_TASK DESCRIPTION:_
Each of the entries should be retyped precisely as it appears.

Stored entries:
______________________________

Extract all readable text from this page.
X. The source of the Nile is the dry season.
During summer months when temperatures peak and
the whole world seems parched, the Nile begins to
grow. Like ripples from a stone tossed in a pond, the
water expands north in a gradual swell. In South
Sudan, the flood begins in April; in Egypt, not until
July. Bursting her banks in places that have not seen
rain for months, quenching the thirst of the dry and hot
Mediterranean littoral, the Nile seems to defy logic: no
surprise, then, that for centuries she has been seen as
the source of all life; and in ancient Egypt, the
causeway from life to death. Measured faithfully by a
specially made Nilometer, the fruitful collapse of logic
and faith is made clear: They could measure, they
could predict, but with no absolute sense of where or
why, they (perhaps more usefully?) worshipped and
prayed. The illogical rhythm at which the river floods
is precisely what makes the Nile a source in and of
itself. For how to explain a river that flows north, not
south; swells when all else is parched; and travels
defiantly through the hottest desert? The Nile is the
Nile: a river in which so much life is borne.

______________________________

_OUTPUT FOR THIS TASK:_
Extract all readable text from this page.
X. The source of the Nile is the dry season.
During summer months when temperatures peak and
the whole world seems parched, the Nile begins to
grow. Like ripples from a stone tossed in a pond, the
water expands north in a gradual swell. In South
Sudan, the flood begins in April; in Egypt, not until
July. Bursting her banks in places that have not seen
rain for months, quenching the thirst of the dry and hot
Mediterranean littoral, the Nile seems to defy logic: no
surprise, then, that for centuries she has been seen as
the source of all life; and in ancient Egypt, the
causeway from life to death. Measured faithfully by a
specially made Nilometer, the fruitful collapse of logic
and faith is made clear: They could measure, they
could predict, but with no absolute sense of where or
why, they (perhaps more usefully?) worshipped and
prayed. The illogical rhythm at which the river floods
is precisely what makes the Nile a source in and of
itself. For how to explain a river that flows north, not
south; swells when all else is parched; and travels
defiantly through the hottest desert? The Nile is the
Nile: a river in which so much life is borne.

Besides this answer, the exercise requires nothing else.